● **Set task**: State only how many lines contain the string "PANI".

● **Records excerpted from a collection**:
◆ ◆ ◆

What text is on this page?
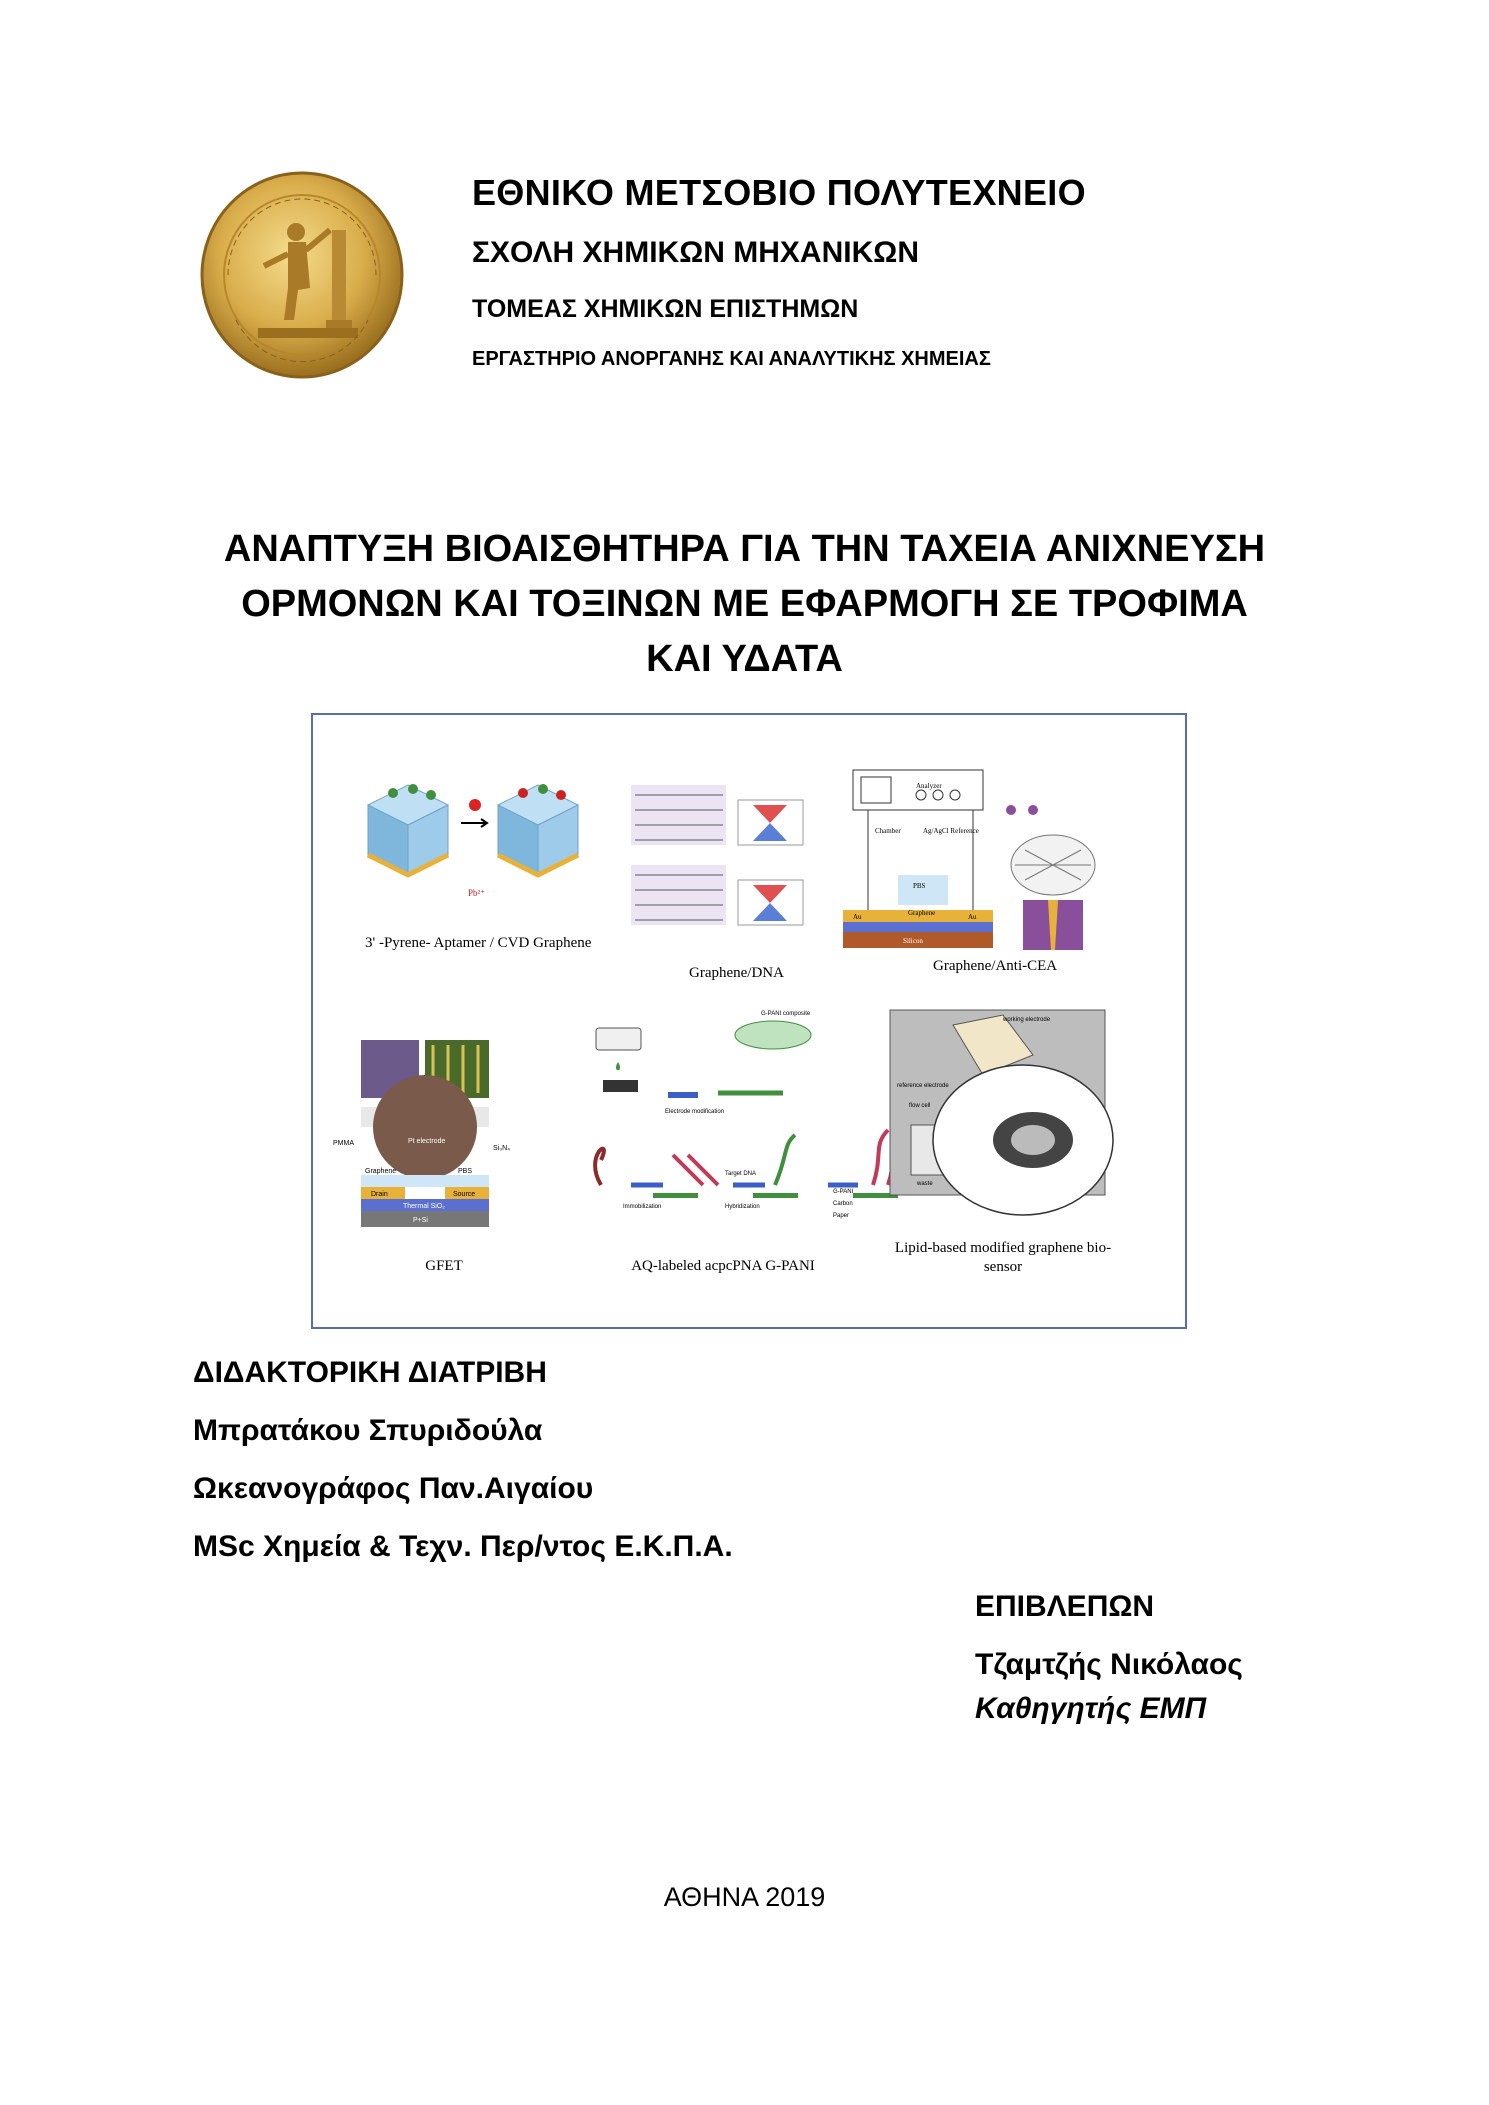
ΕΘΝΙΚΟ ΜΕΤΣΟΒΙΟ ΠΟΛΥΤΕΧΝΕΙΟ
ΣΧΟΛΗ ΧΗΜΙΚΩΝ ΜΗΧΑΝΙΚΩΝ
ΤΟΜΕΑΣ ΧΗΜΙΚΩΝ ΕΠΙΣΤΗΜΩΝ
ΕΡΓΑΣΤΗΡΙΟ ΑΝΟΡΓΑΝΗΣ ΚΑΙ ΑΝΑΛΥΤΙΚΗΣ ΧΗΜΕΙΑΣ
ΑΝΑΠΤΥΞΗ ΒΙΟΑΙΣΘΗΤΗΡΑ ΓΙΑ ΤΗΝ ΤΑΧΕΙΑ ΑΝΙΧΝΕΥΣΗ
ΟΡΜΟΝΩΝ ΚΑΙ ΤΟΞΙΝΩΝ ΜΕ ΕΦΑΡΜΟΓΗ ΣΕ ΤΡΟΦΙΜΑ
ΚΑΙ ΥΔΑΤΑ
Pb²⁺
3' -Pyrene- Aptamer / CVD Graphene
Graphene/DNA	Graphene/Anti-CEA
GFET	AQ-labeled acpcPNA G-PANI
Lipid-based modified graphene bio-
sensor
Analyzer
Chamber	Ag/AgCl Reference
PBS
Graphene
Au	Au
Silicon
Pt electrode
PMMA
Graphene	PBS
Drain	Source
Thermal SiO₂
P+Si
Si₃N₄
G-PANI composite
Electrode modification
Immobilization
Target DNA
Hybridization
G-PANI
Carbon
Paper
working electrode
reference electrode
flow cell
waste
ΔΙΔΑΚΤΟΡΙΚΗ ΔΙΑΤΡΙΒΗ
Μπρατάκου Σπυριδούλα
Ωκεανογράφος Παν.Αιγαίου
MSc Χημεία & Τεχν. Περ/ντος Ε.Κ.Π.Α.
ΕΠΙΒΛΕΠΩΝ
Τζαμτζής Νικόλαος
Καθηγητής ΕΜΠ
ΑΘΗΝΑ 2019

◆ ◆ ◆

● **Completed exercise**: 3